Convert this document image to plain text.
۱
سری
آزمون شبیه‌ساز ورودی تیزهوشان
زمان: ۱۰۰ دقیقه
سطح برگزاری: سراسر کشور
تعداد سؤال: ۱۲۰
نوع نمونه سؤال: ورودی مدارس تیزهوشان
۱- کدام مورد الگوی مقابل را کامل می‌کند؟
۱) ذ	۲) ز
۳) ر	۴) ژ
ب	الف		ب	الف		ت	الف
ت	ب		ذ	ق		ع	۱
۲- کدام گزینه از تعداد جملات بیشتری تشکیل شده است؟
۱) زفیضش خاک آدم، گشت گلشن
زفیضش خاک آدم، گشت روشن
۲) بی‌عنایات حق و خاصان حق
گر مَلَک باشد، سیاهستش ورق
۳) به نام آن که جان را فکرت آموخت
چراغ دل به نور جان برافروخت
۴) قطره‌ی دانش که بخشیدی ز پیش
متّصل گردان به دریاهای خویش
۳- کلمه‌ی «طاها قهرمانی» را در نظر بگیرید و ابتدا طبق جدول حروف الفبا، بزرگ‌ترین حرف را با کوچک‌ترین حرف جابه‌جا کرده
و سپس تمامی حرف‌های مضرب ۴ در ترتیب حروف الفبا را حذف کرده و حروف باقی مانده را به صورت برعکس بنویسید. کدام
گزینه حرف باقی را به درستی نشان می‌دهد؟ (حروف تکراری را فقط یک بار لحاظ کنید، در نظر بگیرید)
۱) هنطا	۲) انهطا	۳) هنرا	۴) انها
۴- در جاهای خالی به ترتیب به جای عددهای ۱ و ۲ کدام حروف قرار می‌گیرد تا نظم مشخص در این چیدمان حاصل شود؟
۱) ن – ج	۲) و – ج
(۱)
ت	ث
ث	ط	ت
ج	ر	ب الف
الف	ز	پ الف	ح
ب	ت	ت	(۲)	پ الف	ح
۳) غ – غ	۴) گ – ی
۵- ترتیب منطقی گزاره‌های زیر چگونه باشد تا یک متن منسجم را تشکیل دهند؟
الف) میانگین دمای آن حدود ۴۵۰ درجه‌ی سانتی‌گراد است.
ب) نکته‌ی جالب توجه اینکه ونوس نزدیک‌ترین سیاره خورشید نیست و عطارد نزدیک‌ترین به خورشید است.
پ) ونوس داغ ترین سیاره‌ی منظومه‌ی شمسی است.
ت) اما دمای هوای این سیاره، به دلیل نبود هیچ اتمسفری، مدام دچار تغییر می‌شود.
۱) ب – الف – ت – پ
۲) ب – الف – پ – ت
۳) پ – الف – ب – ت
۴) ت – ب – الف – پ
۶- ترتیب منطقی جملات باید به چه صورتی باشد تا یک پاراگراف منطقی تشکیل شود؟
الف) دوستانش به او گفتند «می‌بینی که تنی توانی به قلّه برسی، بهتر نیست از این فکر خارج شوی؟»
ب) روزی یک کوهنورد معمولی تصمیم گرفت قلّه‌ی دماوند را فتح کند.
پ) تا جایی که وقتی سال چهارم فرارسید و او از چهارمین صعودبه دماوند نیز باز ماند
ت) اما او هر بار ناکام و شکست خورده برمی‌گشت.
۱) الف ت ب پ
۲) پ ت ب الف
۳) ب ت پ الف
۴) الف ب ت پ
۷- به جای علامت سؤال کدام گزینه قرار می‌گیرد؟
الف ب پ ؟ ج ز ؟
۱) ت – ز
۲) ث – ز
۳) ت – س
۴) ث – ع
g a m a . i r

===

WORK TO COMPLETE >>
Write the material out again word for word.

RESULT OF THE TASK >>
Convert this document image to plain text.
۱
سری
آزمون شبیه‌ساز ورودی تیزهوشان
زمان: ۱۰۰ دقیقه
سطح برگزاری: سراسر کشور
تعداد سؤال: ۱۲۰
نوع نمونه سؤال: ورودی مدارس تیزهوشان
۱- کدام مورد الگوی مقابل را کامل می‌کند؟
۱) ذ	۲) ز
۳) ر	۴) ژ
ب	الف		ب	الف		ت	الف
ت	ب		ذ	ق		ع	۱
۲- کدام گزینه از تعداد جملات بیشتری تشکیل شده است؟
۱) زفیضش خاک آدم، گشت گلشن
زفیضش خاک آدم، گشت روشن
۲) بی‌عنایات حق و خاصان حق
گر مَلَک باشد، سیاهستش ورق
۳) به نام آن که جان را فکرت آموخت
چراغ دل به نور جان برافروخت
۴) قطره‌ی دانش که بخشیدی ز پیش
متّصل گردان به دریاهای خویش
۳- کلمه‌ی «طاها قهرمانی» را در نظر بگیرید و ابتدا طبق جدول حروف الفبا، بزرگ‌ترین حرف را با کوچک‌ترین حرف جابه‌جا کرده
و سپس تمامی حرف‌های مضرب ۴ در ترتیب حروف الفبا را حذف کرده و حروف باقی مانده را به صورت برعکس بنویسید. کدام
گزینه حرف باقی را به درستی نشان می‌دهد؟ (حروف تکراری را فقط یک بار لحاظ کنید، در نظر بگیرید)
۱) هنطا	۲) انهطا	۳) هنرا	۴) انها
۴- در جاهای خالی به ترتیب به جای عددهای ۱ و ۲ کدام حروف قرار می‌گیرد تا نظم مشخص در این چیدمان حاصل شود؟
۱) ن – ج	۲) و – ج
(۱)
ت	ث
ث	ط	ت
ج	ر	ب الف
الف	ز	پ الف	ح
ب	ت	ت	(۲)	پ الف	ح
۳) غ – غ	۴) گ – ی
۵- ترتیب منطقی گزاره‌های زیر چگونه باشد تا یک متن منسجم را تشکیل دهند؟
الف) میانگین دمای آن حدود ۴۵۰ درجه‌ی سانتی‌گراد است.
ب) نکته‌ی جالب توجه اینکه ونوس نزدیک‌ترین سیاره خورشید نیست و عطارد نزدیک‌ترین به خورشید است.
پ) ونوس داغ ترین سیاره‌ی منظومه‌ی شمسی است.
ت) اما دمای هوای این سیاره، به دلیل نبود هیچ اتمسفری، مدام دچار تغییر می‌شود.
۱) ب – الف – ت – پ
۲) ب – الف – پ – ت
۳) پ – الف – ب – ت
۴) ت – ب – الف – پ
۶- ترتیب منطقی جملات باید به چه صورتی باشد تا یک پاراگراف منطقی تشکیل شود؟
الف) دوستانش به او گفتند «می‌بینی که تنی توانی به قلّه برسی، بهتر نیست از این فکر خارج شوی؟»
ب) روزی یک کوهنورد معمولی تصمیم گرفت قلّه‌ی دماوند را فتح کند.
پ) تا جایی که وقتی سال چهارم فرارسید و او از چهارمین صعودبه دماوند نیز باز ماند
ت) اما او هر بار ناکام و شکست خورده برمی‌گشت.
۱) الف ت ب پ
۲) پ ت ب الف
۳) ب ت پ الف
۴) الف ب ت پ
۷- به جای علامت سؤال کدام گزینه قرار می‌گیرد؟
الف ب پ ؟ ج ز ؟
۱) ت – ز
۲) ث – ز
۳) ت – س
۴) ث – ع
g a m a . i r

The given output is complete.